§ **Task requirements**
Reproduce the data exactly.

Stored records:
★ ★ ★ ★

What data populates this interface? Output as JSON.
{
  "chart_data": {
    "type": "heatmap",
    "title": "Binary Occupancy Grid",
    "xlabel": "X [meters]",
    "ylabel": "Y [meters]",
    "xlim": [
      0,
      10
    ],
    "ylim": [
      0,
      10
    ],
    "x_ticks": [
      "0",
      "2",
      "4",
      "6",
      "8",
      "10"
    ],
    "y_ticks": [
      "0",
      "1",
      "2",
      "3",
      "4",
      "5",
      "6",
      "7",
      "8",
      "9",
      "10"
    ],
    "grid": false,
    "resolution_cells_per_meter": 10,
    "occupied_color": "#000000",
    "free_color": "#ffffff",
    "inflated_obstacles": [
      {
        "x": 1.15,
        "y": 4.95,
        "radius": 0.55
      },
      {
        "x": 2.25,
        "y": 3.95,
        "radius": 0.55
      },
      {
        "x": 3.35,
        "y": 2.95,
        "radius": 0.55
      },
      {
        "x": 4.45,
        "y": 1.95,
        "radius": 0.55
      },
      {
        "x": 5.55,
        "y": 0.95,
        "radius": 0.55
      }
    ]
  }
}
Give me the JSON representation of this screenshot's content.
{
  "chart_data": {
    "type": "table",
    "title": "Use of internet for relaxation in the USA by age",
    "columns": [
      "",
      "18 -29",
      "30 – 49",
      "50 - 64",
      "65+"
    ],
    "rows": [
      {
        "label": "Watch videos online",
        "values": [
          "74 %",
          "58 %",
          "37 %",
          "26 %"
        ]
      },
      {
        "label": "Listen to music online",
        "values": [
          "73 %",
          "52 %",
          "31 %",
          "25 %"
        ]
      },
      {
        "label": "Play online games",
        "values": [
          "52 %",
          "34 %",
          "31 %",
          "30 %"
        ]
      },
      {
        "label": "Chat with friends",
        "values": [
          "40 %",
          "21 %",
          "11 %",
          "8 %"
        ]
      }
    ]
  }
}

★ ★ ★ ★

§ **The output**
What data populates this interface? Output as JSON.
{
  "chart_data": {
    "type": "heatmap",
    "title": "Binary Occupancy Grid",
    "xlabel": "X [meters]",
    "ylabel": "Y [meters]",
    "xlim": [
      0,
      10
    ],
    "ylim": [
      0,
      10
    ],
    "x_ticks": [
      "0",
      "2",
      "4",
      "6",
      "8",
      "10"
    ],
    "y_ticks": [
      "0",
      "1",
      "2",
      "3",
      "4",
      "5",
      "6",
      "7",
      "8",
      "9",
      "10"
    ],
    "grid": false,
    "resolution_cells_per_meter": 10,
    "occupied_color": "#000000",
    "free_color": "#ffffff",
    "inflated_obstacles": [
      {
        "x": 1.15,
        "y": 4.95,
        "radius": 0.55
      },
      {
        "x": 2.25,
        "y": 3.95,
        "radius": 0.55
      },
      {
        "x": 3.35,
        "y": 2.95,
        "radius": 0.55
      },
      {
        "x": 4.45,
        "y": 1.95,
        "radius": 0.55
      },
      {
        "x": 5.55,
        "y": 0.95,
        "radius": 0.55
      }
    ]
  }
}
Give me the JSON representation of this screenshot's content.
{
  "chart_data": {
    "type": "table",
    "title": "Use of internet for relaxation in the USA by age",
    "columns": [
      "",
      "18 -29",
      "30 – 49",
      "50 - 64",
      "65+"
    ],
    "rows": [
      {
        "label": "Watch videos online",
        "values": [
          "74 %",
          "58 %",
          "37 %",
          "26 %"
        ]
      },
      {
        "label": "Listen to music online",
        "values": [
          "73 %",
          "52 %",
          "31 %",
          "25 %"
        ]
      },
      {
        "label": "Play online games",
        "values": [
          "52 %",
          "34 %",
          "31 %",
          "30 %"
        ]
      },
      {
        "label": "Chat with friends",
        "values": [
          "40 %",
          "21 %",
          "11 %",
          "8 %"
        ]
      }
    ]
  }
}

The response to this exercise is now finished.